# Task inputs
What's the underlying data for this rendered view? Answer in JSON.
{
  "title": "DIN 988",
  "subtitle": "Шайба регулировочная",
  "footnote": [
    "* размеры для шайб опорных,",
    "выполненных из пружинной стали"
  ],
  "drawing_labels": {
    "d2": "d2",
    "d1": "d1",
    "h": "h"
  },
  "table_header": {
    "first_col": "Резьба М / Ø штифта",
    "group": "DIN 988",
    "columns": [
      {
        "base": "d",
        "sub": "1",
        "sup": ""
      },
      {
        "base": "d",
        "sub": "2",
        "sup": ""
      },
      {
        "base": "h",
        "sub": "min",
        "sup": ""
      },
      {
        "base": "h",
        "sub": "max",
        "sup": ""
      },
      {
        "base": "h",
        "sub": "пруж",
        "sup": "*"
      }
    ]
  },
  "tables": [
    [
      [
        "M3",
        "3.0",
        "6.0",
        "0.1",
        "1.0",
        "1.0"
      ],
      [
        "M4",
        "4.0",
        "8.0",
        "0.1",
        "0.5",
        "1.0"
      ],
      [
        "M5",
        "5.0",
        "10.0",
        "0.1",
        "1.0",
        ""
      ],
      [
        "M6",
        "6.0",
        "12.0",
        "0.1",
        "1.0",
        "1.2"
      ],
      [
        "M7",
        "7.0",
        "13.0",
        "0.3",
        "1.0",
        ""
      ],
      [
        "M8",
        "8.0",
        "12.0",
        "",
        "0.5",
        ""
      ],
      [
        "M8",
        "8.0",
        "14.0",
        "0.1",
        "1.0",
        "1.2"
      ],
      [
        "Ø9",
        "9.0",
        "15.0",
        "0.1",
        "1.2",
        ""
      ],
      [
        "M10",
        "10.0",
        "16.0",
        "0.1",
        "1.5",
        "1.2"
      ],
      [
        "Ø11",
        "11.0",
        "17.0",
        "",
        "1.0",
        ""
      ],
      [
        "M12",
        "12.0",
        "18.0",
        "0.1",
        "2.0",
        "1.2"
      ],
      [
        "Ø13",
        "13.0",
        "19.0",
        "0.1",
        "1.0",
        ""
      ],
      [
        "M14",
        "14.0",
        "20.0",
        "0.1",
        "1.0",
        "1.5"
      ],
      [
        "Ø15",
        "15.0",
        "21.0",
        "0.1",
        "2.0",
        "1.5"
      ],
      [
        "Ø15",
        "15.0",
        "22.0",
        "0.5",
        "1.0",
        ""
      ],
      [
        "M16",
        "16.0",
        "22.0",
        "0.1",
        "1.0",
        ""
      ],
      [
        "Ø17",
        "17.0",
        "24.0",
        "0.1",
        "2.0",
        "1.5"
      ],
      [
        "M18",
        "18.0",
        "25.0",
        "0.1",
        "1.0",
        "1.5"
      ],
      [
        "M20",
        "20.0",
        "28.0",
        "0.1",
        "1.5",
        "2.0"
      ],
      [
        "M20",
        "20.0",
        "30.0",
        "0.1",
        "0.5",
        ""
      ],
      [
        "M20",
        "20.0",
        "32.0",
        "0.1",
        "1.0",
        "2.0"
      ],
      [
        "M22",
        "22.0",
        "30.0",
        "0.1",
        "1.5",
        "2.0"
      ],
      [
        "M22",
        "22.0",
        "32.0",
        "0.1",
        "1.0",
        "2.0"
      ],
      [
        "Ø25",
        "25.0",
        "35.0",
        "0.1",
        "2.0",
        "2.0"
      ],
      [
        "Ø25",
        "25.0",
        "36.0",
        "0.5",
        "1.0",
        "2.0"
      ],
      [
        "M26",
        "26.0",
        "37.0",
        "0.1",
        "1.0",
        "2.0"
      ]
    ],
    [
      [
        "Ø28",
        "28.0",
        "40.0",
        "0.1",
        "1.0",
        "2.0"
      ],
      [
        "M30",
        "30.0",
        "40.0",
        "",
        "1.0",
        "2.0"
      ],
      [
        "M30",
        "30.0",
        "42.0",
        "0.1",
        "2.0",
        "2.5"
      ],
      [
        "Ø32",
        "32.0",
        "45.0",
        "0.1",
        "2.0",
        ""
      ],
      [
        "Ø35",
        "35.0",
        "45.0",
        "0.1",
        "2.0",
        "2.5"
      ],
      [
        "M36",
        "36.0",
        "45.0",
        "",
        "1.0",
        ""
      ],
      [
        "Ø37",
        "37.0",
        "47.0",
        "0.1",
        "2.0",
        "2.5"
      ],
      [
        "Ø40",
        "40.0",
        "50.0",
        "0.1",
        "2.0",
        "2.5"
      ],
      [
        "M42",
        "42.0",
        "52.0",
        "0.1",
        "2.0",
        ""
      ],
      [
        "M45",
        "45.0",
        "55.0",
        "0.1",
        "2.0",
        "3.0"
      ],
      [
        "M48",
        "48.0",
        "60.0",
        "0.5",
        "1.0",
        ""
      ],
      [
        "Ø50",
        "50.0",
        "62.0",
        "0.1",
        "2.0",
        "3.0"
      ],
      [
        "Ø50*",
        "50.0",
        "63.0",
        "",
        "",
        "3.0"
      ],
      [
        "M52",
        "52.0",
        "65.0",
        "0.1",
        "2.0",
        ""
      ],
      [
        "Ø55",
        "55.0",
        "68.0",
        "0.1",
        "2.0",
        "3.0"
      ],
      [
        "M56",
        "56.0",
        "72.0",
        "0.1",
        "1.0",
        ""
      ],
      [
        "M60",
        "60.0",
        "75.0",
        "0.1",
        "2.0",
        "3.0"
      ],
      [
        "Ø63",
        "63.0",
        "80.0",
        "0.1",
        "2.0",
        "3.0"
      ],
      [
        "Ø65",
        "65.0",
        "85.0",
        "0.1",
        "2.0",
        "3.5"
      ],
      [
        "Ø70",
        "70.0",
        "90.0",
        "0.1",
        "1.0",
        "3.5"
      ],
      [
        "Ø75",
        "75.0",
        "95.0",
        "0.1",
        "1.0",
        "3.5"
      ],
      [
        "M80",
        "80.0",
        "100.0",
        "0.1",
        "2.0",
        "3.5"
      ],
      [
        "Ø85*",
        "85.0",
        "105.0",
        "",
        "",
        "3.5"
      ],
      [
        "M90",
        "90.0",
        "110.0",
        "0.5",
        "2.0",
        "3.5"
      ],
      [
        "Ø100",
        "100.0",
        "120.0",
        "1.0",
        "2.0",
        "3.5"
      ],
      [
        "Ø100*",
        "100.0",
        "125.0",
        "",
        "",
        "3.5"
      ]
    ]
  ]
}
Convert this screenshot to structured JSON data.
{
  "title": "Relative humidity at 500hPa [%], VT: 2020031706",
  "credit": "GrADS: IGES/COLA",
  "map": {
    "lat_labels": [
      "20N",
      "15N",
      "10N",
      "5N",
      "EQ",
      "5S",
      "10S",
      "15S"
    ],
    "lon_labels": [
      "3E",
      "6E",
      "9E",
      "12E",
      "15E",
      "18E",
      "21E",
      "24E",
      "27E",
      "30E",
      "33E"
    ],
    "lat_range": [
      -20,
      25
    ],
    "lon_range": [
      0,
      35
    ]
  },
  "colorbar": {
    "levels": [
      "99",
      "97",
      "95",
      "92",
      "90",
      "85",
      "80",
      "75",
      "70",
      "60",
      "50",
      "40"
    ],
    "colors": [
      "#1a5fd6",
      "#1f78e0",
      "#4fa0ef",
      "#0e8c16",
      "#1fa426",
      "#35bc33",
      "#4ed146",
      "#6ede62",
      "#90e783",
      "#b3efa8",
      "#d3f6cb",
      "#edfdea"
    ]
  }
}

# Written task
State how many lines above contain the string "data", with no other words.

# Result below
2